ORDRE DE TRAVAIL =>
Recopiez intégralement, s'il vous plaît, la chronique sur le collègue antivax, sans en modifier un seul mot.

PASSAGE FOURNI =>
——————————

L'idée, c'est de lui faire une «throffer»... (Photo: 123RF)
MAUDITE JOB! est une rubrique où Olivier Schmouker répond à vos interrogations les plus croustillantes [et les plus pertinentes] sur le monde de l’entreprise moderne… et, bien sûr, de ses travers. Un rendez-vous à lire les mardis et les jeudis. Vous avez envie de participer? Envoyez-nous votre question à mauditejob@groupecontex.ca
Q. – «Un des membres de mon équipe est antivax. Ça crée du trouble. Certains m’ont fait part de leur refus de travailler à proximité de lui, voire carrément avec lui, le jour où le télétravail ne sera plus obligatoire. Comment le convaincre de changer d’idée?» – Léo
R. — Cher Léo, j’ai une bonne nouvelle pour vous: il y a un moyen subtil d’y parvenir, qui découle d’une récente étude menée par une équipe de chercheurs dirigée par Tom Chang, professeur d’économie et de finance à l’école de commerce Marshall de l’Université de Californie du Sud, à Los Angeles.

——————————

DONNÉES =>
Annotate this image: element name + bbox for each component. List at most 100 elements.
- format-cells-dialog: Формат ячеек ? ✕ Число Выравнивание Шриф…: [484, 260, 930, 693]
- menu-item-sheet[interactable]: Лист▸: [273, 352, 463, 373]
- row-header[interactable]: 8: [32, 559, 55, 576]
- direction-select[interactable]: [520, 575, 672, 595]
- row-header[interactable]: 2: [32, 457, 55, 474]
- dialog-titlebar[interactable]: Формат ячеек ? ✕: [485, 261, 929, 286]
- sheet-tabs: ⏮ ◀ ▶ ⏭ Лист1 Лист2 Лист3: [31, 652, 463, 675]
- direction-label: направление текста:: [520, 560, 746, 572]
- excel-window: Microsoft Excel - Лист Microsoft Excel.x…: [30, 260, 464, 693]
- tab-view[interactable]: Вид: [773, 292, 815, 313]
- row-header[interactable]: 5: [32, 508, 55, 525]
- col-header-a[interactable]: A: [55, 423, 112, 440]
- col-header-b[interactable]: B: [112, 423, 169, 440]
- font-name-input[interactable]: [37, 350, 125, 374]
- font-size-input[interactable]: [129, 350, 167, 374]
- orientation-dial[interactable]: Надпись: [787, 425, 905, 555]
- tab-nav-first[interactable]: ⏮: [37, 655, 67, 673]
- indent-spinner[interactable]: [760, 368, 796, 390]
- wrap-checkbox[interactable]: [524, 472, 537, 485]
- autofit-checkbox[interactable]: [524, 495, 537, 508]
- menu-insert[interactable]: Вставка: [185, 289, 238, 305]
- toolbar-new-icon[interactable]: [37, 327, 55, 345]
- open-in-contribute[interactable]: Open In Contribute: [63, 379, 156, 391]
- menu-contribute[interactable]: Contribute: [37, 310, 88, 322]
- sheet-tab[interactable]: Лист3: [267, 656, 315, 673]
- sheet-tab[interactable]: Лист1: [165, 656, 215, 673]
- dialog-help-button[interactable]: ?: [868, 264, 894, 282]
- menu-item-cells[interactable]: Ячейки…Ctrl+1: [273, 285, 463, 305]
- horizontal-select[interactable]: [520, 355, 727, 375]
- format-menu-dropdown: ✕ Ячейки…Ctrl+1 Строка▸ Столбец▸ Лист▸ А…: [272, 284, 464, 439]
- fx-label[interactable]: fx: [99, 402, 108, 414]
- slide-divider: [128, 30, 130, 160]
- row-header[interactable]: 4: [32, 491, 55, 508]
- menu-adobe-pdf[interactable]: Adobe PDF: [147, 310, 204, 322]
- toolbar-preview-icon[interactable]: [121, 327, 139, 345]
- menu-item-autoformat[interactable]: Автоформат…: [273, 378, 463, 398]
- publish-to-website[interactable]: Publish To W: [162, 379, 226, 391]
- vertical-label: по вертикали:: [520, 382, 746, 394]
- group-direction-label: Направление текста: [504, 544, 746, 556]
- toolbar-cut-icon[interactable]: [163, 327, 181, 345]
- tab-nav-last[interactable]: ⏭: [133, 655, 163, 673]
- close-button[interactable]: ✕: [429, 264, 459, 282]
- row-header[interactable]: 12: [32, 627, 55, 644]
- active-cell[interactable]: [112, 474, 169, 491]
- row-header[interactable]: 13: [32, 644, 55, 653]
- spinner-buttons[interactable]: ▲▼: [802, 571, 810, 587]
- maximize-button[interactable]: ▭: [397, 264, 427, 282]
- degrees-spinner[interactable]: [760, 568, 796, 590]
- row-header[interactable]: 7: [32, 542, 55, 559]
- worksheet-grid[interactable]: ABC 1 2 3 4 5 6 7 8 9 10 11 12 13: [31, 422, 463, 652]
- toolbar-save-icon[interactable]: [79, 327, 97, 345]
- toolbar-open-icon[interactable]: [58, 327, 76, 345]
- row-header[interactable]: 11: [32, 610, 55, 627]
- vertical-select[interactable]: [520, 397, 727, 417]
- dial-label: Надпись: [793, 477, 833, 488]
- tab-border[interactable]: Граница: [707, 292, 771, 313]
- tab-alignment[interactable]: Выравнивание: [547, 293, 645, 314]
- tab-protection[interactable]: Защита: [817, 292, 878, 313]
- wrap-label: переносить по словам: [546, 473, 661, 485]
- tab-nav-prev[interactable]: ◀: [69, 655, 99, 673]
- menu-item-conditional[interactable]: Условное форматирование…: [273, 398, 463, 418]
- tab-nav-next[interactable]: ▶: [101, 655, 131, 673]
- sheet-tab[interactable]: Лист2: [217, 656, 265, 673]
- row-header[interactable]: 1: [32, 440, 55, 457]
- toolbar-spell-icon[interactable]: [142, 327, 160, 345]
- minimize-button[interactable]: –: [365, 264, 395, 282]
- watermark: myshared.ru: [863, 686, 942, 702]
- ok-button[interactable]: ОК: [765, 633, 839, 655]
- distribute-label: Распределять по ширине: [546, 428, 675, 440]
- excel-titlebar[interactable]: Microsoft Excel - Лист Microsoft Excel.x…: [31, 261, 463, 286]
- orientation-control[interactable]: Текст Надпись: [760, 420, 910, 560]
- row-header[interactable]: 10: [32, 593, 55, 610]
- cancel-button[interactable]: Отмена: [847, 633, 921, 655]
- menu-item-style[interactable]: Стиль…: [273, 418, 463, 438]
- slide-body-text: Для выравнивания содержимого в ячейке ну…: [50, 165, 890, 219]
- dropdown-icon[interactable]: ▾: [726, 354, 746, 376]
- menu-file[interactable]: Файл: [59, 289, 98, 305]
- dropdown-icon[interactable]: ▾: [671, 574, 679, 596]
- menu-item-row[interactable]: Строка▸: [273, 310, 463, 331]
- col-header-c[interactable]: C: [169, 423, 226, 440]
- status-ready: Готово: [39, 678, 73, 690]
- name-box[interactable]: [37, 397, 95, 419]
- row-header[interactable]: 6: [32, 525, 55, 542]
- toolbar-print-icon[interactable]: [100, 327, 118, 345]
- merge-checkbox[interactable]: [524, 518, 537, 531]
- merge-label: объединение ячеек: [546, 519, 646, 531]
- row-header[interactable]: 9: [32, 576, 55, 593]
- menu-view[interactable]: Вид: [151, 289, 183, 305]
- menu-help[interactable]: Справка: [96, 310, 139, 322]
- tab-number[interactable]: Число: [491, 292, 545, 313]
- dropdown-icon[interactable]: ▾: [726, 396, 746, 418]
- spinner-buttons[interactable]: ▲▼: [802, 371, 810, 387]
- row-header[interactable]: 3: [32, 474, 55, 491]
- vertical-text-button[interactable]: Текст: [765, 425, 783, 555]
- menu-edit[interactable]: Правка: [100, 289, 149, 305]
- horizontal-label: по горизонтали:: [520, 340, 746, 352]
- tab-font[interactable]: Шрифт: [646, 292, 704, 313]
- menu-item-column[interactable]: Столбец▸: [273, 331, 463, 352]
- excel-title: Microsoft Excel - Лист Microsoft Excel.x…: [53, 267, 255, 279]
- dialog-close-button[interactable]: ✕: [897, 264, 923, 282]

——————————

RÉPONSE AU PROBLÈME =>
L'idée, c'est de lui faire une «throffer»... (Photo: 123RF)
MAUDITE JOB! est une rubrique où Olivier Schmouker répond à vos interrogations les plus croustillantes [et les plus pertinentes] sur le monde de l’entreprise moderne… et, bien sûr, de ses travers. Un rendez-vous à lire les mardis et les jeudis. Vous avez envie de participer? Envoyez-nous votre question à mauditejob@groupecontex.ca
Q. – «Un des membres de mon équipe est antivax. Ça crée du trouble. Certains m’ont fait part de leur refus de travailler à proximité de lui, voire carrément avec lui, le jour où le télétravail ne sera plus obligatoire. Comment le convaincre de changer d’idée?» – Léo
R. — Cher Léo, j’ai une bonne nouvelle pour vous: il y a un moyen subtil d’y parvenir, qui découle d’une récente étude menée par une équipe de chercheurs dirigée par Tom Chang, professeur d’économie et de finance à l’école de commerce Marshall de l’Université de Californie du Sud, à Los Angeles.